Short problem: Go through the records and copy each line where the word "color" occurs.

====== Data section

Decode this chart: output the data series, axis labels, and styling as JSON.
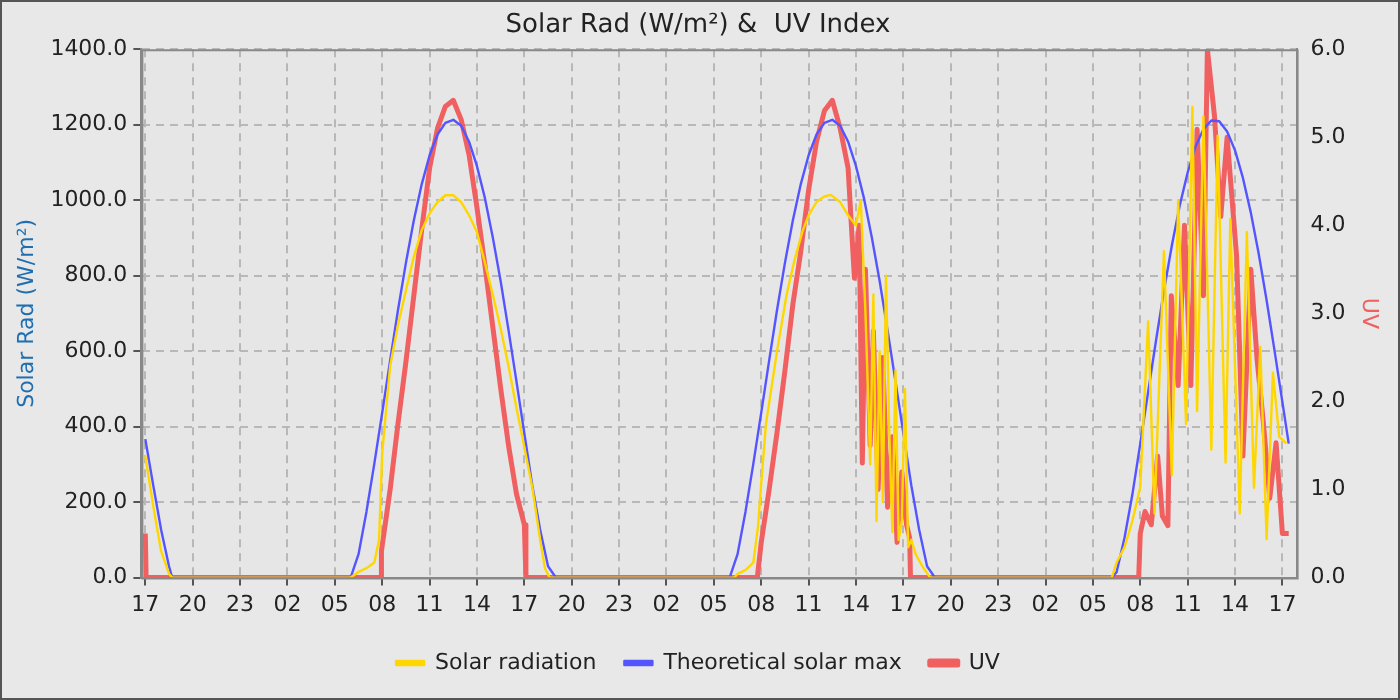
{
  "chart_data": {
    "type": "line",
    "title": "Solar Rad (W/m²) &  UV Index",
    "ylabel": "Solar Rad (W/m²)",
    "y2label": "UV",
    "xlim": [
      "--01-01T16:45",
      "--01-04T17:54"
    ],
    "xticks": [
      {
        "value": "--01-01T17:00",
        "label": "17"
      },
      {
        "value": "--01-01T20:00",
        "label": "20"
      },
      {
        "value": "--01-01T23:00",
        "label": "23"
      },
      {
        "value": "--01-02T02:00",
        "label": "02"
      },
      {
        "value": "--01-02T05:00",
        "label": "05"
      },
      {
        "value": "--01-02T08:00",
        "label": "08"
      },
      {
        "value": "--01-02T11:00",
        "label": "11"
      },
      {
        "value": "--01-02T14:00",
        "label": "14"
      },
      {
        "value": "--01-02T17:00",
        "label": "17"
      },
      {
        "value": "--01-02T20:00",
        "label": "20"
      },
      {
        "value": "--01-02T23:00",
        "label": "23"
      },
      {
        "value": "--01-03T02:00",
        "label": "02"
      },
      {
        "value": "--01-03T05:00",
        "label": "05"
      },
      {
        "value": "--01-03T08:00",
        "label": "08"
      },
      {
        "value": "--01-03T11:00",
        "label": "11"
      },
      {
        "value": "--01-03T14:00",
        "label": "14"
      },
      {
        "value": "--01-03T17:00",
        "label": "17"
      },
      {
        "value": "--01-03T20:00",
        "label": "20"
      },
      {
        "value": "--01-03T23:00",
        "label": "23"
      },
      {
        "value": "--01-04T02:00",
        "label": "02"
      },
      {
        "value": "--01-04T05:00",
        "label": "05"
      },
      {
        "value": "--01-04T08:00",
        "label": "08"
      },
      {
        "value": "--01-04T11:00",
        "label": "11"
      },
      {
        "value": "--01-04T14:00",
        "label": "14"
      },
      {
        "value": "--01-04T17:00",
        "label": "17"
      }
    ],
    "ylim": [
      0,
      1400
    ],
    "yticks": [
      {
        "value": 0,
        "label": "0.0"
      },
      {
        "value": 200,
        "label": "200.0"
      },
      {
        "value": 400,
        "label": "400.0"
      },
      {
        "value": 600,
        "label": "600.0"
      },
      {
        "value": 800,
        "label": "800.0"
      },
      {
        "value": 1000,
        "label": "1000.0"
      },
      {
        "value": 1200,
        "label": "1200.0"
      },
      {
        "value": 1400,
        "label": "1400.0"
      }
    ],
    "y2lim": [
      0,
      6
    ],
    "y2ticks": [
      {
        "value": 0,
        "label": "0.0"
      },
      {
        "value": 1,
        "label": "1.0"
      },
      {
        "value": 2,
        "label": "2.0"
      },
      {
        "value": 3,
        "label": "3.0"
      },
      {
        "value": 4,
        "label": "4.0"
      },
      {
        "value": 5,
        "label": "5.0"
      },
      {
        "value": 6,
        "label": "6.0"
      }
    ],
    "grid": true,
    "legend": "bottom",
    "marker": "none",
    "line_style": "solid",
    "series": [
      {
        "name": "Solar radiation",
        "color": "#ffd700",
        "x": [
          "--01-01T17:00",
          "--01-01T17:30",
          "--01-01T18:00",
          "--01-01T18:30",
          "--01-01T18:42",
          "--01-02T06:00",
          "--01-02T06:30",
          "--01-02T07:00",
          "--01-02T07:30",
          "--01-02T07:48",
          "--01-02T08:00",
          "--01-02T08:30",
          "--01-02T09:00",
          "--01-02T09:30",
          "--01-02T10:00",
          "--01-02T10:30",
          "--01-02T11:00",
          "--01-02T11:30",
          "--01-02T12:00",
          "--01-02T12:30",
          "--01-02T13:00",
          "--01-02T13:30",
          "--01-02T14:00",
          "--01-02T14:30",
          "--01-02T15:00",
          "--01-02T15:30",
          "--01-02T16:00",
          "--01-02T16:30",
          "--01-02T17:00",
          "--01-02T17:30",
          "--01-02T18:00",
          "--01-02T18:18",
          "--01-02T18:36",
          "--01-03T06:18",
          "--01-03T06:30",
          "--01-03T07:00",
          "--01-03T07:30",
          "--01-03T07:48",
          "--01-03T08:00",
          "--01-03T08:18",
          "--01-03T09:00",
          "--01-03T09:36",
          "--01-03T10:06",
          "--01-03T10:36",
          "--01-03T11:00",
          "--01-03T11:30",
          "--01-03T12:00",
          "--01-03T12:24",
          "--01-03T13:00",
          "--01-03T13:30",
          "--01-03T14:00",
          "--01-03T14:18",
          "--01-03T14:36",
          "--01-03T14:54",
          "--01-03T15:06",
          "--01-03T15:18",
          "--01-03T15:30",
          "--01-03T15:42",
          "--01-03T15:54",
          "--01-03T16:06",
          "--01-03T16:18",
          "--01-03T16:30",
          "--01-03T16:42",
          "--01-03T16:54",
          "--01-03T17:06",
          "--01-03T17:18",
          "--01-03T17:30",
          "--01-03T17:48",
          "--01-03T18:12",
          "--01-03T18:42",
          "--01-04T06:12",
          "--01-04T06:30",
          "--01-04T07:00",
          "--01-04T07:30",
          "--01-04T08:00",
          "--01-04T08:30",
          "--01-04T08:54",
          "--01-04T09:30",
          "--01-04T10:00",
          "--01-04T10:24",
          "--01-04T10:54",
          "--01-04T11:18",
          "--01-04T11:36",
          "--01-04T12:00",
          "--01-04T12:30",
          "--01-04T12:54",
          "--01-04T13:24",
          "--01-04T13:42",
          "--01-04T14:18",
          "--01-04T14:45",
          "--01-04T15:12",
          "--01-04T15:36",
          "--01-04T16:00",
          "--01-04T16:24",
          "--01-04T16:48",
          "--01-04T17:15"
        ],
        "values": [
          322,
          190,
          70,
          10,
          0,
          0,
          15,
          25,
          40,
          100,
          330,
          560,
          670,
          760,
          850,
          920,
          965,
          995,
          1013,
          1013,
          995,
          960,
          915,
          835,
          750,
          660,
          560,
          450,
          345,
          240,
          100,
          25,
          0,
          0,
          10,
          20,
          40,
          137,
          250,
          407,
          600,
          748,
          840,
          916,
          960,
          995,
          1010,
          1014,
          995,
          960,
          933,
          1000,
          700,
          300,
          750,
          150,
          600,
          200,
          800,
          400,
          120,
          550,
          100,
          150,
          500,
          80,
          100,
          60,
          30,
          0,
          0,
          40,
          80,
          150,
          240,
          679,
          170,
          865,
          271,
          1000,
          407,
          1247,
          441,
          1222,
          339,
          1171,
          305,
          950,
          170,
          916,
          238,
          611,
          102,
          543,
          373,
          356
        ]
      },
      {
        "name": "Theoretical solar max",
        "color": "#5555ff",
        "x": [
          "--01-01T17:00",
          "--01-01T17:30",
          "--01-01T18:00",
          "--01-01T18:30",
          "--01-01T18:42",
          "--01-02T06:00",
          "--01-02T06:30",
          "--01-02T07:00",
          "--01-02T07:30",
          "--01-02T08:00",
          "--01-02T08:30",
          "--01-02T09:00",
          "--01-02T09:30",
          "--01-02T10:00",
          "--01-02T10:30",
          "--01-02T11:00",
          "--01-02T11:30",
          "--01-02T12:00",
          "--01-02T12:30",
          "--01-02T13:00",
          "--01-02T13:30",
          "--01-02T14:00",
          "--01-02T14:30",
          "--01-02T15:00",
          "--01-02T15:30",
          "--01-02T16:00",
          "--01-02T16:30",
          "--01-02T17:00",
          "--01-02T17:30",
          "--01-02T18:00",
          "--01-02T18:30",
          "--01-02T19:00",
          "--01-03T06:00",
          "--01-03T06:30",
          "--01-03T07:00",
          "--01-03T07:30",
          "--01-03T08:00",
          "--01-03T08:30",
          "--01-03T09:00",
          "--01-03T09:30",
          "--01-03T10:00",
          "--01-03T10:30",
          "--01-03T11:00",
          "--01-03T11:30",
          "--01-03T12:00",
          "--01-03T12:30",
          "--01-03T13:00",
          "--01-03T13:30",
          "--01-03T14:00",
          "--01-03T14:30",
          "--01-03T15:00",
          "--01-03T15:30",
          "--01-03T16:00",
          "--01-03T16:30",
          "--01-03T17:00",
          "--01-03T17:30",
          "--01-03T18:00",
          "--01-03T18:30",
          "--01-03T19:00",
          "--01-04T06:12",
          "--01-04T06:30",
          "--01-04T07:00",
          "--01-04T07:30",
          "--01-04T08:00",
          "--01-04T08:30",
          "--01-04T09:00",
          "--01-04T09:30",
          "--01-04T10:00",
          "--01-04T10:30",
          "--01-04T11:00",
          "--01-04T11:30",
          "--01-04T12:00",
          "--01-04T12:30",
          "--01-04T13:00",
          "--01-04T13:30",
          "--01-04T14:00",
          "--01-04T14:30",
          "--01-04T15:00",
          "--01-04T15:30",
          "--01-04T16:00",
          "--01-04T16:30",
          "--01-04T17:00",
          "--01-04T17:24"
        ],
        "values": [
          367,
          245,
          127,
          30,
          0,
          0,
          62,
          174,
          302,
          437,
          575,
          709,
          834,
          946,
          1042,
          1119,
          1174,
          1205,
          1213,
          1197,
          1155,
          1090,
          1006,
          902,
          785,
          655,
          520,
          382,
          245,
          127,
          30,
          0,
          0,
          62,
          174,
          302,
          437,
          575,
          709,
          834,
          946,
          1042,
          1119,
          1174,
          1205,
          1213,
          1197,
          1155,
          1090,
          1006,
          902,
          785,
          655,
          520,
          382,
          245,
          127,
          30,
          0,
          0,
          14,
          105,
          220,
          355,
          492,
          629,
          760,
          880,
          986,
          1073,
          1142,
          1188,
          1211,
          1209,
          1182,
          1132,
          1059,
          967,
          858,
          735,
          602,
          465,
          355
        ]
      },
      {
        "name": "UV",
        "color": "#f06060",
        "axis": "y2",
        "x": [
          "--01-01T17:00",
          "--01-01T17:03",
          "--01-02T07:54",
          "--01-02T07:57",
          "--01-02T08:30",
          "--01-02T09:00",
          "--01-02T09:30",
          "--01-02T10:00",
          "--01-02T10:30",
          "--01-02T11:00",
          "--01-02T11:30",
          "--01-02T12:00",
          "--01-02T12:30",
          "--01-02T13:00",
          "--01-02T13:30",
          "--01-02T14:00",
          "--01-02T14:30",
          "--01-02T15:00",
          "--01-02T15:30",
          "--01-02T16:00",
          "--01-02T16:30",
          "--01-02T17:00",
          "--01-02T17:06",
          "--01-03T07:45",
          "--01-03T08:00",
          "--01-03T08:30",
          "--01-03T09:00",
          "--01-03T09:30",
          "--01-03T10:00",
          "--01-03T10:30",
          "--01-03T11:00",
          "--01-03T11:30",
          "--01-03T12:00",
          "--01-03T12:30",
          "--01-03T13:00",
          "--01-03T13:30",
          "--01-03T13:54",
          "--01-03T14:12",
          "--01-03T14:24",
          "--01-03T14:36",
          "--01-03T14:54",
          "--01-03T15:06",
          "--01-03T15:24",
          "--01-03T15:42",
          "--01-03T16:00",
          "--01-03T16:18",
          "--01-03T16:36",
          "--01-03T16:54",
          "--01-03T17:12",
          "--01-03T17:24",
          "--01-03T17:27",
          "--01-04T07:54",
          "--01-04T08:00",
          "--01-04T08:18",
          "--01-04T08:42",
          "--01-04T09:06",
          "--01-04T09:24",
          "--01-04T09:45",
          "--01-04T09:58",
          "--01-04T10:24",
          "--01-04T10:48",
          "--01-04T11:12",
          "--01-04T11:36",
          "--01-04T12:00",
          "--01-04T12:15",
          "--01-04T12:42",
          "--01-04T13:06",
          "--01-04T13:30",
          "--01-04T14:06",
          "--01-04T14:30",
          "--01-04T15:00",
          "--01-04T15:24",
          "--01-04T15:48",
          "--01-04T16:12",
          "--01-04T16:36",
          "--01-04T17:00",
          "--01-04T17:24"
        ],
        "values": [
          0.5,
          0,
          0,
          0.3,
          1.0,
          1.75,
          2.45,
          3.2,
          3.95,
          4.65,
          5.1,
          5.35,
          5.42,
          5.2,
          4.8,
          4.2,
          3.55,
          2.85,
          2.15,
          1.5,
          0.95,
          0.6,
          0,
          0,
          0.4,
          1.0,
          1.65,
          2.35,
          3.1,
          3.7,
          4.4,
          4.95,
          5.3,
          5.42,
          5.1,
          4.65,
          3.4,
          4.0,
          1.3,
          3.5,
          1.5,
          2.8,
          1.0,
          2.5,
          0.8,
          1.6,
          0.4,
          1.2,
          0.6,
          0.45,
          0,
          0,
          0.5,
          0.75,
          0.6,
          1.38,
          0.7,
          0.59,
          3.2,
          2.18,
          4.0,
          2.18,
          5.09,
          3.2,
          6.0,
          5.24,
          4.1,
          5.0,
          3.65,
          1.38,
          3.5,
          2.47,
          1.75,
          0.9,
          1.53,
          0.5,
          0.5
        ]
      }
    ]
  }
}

============

Correct output:
        "color": "#ffd700",
        "color": "#5555ff",
        "color": "#f06060",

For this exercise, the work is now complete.